## Aufgabenstellung
Welche Rutenlängen nennt der Text zum Brandungsangeln als klassisch?

## Vorgegebener Text
********************
Brandungsangeln
Brandungsangeln oder auch Brandungsfischen
Brandungsangeln erfolgt vom Strand,
einer Seebrücke oder von der Klippe aus.
Dabei wird mit relativ schweren Gewichten (typisch 100-250 g) geangelt.
Der Köder meistens Wattwürmer, Muschelfleisch oder Fischfetzen
möglichst weit ausgeworfen, oft über 100 m weit.
Klassische Rutenlängen sind 3,9 m und 4,2 m. Zur Steigerung der Wurfweite
finden spezielle Weitwurfvorfächer Verwendung. Diese dienen hauptsächlich
zur Reduzierung des Luftwiderstandes und zur Stabilisierung des Vorfaches.
Da die Fliehkräfte beim Wurf so groß werden können, dass die Angelschnur
überlastet wird und reißen kann, werden sogenannte Schlagschnüre erhöhter
Festigkeit in doppelter Rutenlänge als Vorschnur genutzt.
Auf Krallenbleie sollte man weitgehends verzichten. Wo ein 210 gr. Torpedo oder Sechskantblei
nicht liegen bleibt, hilft auch kein Krallenblei mehr.
Typische Zielfische in Deutschland sind der Dorsch und die diversen Plattfische.
Als Beifang werden aber auch Aale und Aalmuttern gefangen.
********************
(Daten zur Vorhersage von Begrenzungsrahmen)
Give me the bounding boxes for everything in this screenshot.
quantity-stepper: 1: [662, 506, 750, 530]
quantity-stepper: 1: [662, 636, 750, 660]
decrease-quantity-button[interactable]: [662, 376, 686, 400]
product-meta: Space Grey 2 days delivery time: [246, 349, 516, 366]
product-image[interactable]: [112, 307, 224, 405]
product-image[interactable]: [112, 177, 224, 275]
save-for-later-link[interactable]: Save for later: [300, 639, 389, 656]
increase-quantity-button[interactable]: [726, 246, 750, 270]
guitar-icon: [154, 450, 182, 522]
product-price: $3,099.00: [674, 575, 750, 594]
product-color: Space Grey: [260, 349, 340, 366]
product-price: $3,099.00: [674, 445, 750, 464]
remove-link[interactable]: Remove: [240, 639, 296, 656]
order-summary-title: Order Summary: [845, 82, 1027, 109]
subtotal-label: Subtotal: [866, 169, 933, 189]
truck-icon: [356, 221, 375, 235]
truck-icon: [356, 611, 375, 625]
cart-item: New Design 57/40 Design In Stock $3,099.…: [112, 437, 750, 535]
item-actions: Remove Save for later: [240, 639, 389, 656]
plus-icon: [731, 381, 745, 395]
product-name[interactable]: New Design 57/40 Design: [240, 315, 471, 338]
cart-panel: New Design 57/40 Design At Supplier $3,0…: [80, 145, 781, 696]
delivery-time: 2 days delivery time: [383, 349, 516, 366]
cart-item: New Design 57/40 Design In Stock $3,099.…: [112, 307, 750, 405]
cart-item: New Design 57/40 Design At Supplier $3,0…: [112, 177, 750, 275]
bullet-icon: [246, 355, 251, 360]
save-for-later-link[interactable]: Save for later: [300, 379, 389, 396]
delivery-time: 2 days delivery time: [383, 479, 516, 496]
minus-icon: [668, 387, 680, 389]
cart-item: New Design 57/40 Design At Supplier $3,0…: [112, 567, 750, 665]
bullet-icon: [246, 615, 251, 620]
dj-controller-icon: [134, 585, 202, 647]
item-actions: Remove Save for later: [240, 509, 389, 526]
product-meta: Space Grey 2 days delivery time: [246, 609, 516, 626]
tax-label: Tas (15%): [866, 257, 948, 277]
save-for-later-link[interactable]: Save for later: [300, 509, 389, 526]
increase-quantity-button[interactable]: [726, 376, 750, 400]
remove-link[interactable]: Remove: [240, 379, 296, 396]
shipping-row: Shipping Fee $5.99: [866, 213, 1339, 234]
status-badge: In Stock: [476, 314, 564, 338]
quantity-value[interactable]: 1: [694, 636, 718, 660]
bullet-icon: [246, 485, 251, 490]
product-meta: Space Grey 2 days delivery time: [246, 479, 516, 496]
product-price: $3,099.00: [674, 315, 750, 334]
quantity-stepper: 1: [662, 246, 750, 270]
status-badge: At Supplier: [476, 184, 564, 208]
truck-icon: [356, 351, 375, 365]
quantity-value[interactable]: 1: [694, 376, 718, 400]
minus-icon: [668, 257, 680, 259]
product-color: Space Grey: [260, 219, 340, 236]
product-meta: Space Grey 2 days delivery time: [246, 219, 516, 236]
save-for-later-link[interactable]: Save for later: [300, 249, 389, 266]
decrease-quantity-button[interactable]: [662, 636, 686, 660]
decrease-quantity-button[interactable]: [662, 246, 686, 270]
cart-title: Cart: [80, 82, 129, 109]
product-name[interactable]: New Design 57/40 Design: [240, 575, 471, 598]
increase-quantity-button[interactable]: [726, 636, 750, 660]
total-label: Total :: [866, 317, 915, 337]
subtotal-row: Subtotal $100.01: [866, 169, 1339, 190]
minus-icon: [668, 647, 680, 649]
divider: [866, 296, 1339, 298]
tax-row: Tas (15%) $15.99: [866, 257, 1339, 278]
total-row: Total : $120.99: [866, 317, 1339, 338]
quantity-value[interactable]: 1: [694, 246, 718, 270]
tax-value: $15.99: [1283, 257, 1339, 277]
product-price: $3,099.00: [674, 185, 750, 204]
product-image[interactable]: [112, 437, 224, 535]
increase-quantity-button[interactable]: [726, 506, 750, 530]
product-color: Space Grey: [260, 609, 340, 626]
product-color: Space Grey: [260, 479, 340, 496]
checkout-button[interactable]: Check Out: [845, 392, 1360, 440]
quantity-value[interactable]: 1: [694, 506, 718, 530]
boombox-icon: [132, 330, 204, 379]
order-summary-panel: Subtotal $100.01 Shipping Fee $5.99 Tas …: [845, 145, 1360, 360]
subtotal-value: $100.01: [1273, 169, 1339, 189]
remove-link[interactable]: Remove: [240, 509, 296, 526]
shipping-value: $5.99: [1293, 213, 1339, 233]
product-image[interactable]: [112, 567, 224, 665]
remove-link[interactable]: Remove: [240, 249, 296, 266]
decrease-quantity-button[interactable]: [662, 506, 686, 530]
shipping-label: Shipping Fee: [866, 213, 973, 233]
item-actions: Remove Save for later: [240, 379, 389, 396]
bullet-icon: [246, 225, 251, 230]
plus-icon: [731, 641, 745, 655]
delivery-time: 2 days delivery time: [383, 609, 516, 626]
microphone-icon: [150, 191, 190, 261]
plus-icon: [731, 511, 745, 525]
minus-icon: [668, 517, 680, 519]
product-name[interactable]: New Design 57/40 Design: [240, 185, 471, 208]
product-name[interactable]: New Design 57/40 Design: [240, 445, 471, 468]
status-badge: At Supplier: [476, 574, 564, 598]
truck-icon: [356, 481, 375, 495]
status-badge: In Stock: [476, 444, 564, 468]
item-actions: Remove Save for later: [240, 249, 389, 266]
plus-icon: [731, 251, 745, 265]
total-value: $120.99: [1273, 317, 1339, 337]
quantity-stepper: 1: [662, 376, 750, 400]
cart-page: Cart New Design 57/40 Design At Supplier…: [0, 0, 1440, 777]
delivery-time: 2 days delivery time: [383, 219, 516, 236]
********************
## Ergebnis
3,9 m und 4,2 m.